ENTRIES SHOWN:
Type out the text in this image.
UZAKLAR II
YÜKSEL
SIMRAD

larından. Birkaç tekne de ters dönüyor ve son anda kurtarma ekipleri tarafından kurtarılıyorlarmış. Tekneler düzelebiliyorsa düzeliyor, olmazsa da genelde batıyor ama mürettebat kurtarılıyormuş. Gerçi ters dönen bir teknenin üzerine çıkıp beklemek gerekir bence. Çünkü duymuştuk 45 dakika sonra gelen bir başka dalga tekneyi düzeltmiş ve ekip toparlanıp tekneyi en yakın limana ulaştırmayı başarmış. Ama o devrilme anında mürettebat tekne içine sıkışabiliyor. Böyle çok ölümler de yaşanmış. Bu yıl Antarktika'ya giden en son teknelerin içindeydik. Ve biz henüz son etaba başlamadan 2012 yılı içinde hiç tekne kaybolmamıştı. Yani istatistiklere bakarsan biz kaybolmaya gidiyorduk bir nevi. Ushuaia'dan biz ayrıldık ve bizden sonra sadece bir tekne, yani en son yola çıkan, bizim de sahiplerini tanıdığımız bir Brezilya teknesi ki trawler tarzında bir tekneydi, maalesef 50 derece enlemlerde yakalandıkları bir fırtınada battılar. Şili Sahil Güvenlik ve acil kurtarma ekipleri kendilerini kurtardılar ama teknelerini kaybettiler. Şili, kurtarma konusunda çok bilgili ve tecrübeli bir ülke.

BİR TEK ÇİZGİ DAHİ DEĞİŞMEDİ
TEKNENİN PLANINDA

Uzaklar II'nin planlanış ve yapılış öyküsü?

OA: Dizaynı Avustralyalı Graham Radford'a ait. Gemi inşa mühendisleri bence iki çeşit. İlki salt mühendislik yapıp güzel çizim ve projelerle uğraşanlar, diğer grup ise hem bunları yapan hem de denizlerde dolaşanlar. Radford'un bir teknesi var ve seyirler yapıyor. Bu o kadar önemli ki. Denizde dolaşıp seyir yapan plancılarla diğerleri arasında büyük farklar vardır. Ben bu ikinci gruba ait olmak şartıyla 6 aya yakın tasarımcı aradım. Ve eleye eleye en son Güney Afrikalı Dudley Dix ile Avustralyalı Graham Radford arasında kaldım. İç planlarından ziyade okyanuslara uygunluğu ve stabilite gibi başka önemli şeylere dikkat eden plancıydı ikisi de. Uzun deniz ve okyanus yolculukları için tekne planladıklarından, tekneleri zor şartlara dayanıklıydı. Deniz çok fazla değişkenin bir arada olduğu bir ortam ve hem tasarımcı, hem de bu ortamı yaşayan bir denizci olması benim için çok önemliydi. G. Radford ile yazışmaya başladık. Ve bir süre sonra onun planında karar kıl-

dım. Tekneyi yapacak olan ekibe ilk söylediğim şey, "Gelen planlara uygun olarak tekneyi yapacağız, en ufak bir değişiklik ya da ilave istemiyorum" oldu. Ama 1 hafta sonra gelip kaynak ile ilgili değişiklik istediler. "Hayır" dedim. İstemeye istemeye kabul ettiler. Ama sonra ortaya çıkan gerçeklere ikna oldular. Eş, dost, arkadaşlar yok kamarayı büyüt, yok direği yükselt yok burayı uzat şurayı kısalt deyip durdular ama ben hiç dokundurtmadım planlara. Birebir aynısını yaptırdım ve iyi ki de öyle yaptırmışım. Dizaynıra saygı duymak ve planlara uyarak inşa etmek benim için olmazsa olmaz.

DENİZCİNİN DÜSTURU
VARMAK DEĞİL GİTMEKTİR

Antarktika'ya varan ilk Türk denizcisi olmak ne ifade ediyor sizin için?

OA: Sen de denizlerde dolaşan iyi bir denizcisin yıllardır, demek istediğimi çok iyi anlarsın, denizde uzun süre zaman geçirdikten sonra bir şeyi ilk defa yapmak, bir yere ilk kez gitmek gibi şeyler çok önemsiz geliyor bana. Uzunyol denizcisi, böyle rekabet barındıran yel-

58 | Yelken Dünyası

REQUIRED WORK:
Return every line from the records above that holds the word "denizcisi".

TASK OUTPUT:
Antarktika'ya varan ilk Türk denizcisi olmak ne ifade ediyor sizin için?
OA: Sen de denizlerde dolaşan iyi bir denizcisin yıllardır, demek istediğimi çok iyi anlarsın, denizde uzun süre zaman geçirdikten sonra bir şeyi ilk defa yapmak, bir yere ilk kez gitmek gibi şeyler çok önemsiz geliyor bana. Uzunyol denizcisi, böyle rekabet barındıran yel-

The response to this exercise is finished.